* PROBLEM DETAILS *
Transcribe every entry below word for word, but skip the pictures.
********
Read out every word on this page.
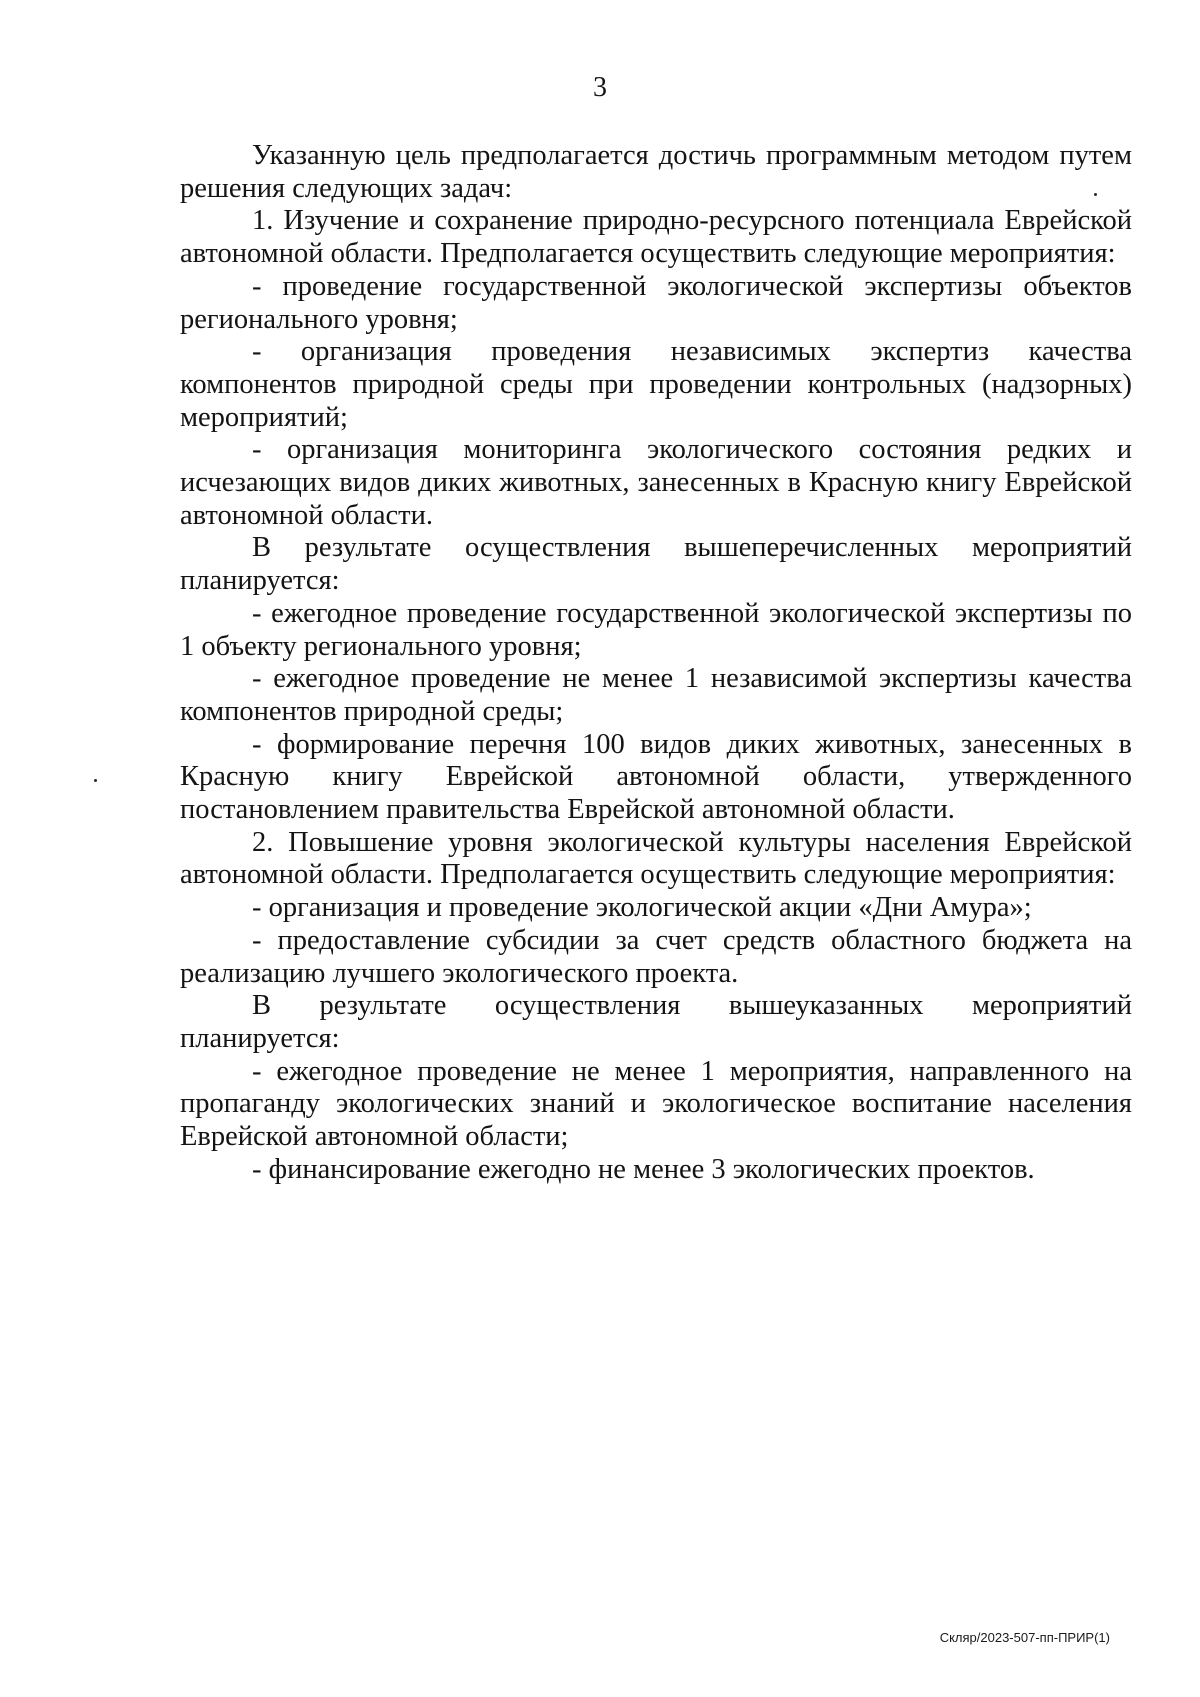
3

Указанную цель предполагается достичь программным методом путем решения следующих задач:

1. Изучение и сохранение природно-ресурсного потенциала Еврейской автономной области. Предполагается осуществить следующие мероприятия:

- проведение государственной экологической экспертизы объектов регионального уровня;

- организация проведения независимых экспертиз качества компонентов природной среды при проведении контрольных (надзорных) мероприятий;

- организация мониторинга экологического состояния редких и исчезающих видов диких животных, занесенных в Красную книгу Еврейской автономной области.

В результате осуществления вышеперечисленных мероприятий планируется:

- ежегодное проведение государственной экологической экспертизы по 1 объекту регионального уровня;

- ежегодное проведение не менее 1 независимой экспертизы качества компонентов природной среды;

- формирование перечня 100 видов диких животных, занесенных в Красную книгу Еврейской автономной области, утвержденного постановлением правительства Еврейской автономной области.

2. Повышение уровня экологической культуры населения Еврейской автономной области. Предполагается осуществить следующие мероприятия:

- организация и проведение экологической акции «Дни Амура»;

- предоставление субсидии за счет средств областного бюджета на реализацию лучшего экологического проекта.

В результате осуществления вышеуказанных мероприятий планируется:

- ежегодное проведение не менее 1 мероприятия, направленного на пропаганду экологических знаний и экологическое воспитание населения Еврейской автономной области;

- финансирование ежегодно не менее 3 экологических проектов.

Скляр/2023-507-пп-ПРИР(1)
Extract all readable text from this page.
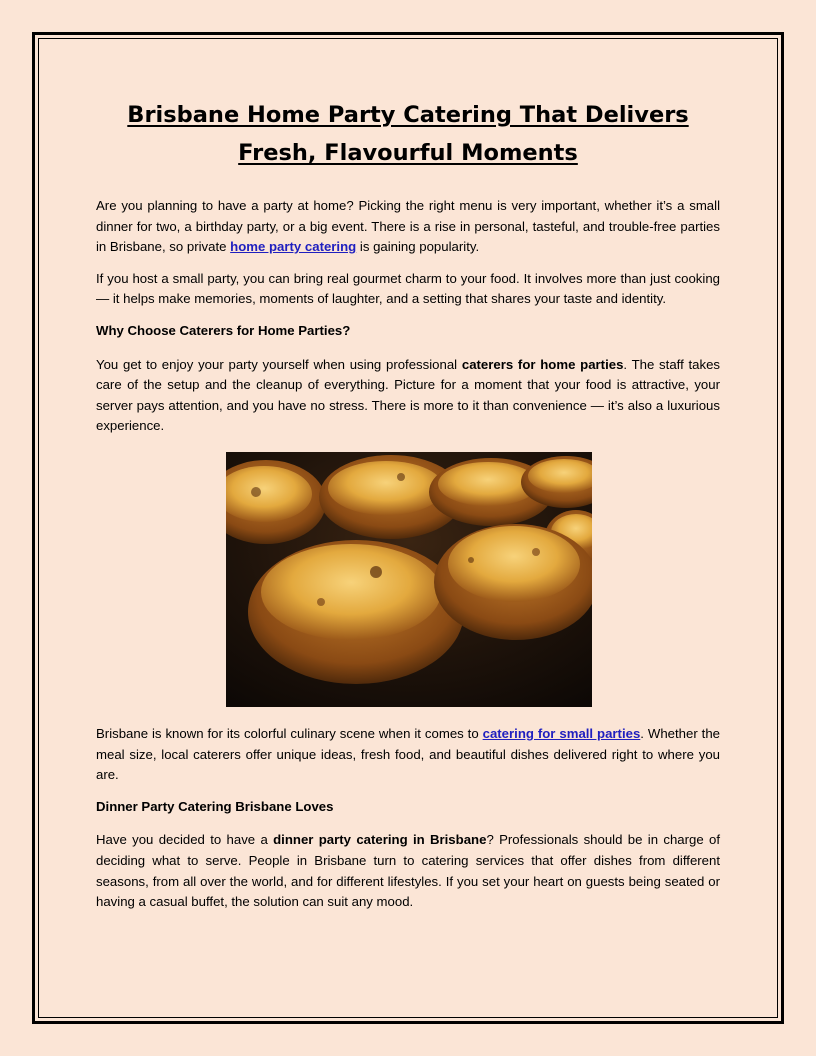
Brisbane Home Party Catering That Delivers
Fresh, Flavourful Moments

Are you planning to have a party at home? Picking the right menu is very important, whether it’s a small dinner for two, a birthday party, or a big event. There is a rise in personal, tasteful, and trouble-free parties in Brisbane, so private home party catering is gaining popularity.

If you host a small party, you can bring real gourmet charm to your food. It involves more than just cooking — it helps make memories, moments of laughter, and a setting that shares your taste and identity.

Why Choose Caterers for Home Parties?

You get to enjoy your party yourself when using professional caterers for home parties. The staff takes care of the setup and the cleanup of everything. Picture for a moment that your food is attractive, your server pays attention, and you have no stress. There is more to it than convenience — it’s also a luxurious experience.

Brisbane is known for its colorful culinary scene when it comes to catering for small parties. Whether the meal size, local caterers offer unique ideas, fresh food, and beautiful dishes delivered right to where you are.

Dinner Party Catering Brisbane Loves

Have you decided to have a dinner party catering in Brisbane? Professionals should be in charge of deciding what to serve. People in Brisbane turn to catering services that offer dishes from different seasons, from all over the world, and for different lifestyles. If you set your heart on guests being seated or having a casual buffet, the solution can suit any mood.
********
* WRITTEN ANSWER *
Read out every word on this page.
3

Указанную цель предполагается достичь программным методом путем решения следующих задач:

1. Изучение и сохранение природно-ресурсного потенциала Еврейской автономной области. Предполагается осуществить следующие мероприятия:

- проведение государственной экологической экспертизы объектов регионального уровня;

- организация проведения независимых экспертиз качества компонентов природной среды при проведении контрольных (надзорных) мероприятий;

- организация мониторинга экологического состояния редких и исчезающих видов диких животных, занесенных в Красную книгу Еврейской автономной области.

В результате осуществления вышеперечисленных мероприятий планируется:

- ежегодное проведение государственной экологической экспертизы по 1 объекту регионального уровня;

- ежегодное проведение не менее 1 независимой экспертизы качества компонентов природной среды;

- формирование перечня 100 видов диких животных, занесенных в Красную книгу Еврейской автономной области, утвержденного постановлением правительства Еврейской автономной области.

2. Повышение уровня экологической культуры населения Еврейской автономной области. Предполагается осуществить следующие мероприятия:

- организация и проведение экологической акции «Дни Амура»;

- предоставление субсидии за счет средств областного бюджета на реализацию лучшего экологического проекта.

В результате осуществления вышеуказанных мероприятий планируется:

- ежегодное проведение не менее 1 мероприятия, направленного на пропаганду экологических знаний и экологическое воспитание населения Еврейской автономной области;

- финансирование ежегодно не менее 3 экологических проектов.

Скляр/2023-507-пп-ПРИР(1)
Extract all readable text from this page.
Brisbane Home Party Catering That Delivers
Fresh, Flavourful Moments

Are you planning to have a party at home? Picking the right menu is very important, whether it’s a small dinner for two, a birthday party, or a big event. There is a rise in personal, tasteful, and trouble-free parties in Brisbane, so private home party catering is gaining popularity.

If you host a small party, you can bring real gourmet charm to your food. It involves more than just cooking — it helps make memories, moments of laughter, and a setting that shares your taste and identity.

Why Choose Caterers for Home Parties?

You get to enjoy your party yourself when using professional caterers for home parties. The staff takes care of the setup and the cleanup of everything. Picture for a moment that your food is attractive, your server pays attention, and you have no stress. There is more to it than convenience — it’s also a luxurious experience.

Brisbane is known for its colorful culinary scene when it comes to catering for small parties. Whether the meal size, local caterers offer unique ideas, fresh food, and beautiful dishes delivered right to where you are.

Dinner Party Catering Brisbane Loves

Have you decided to have a dinner party catering in Brisbane? Professionals should be in charge of deciding what to serve. People in Brisbane turn to catering services that offer dishes from different seasons, from all over the world, and for different lifestyles. If you set your heart on guests being seated or having a casual buffet, the solution can suit any mood.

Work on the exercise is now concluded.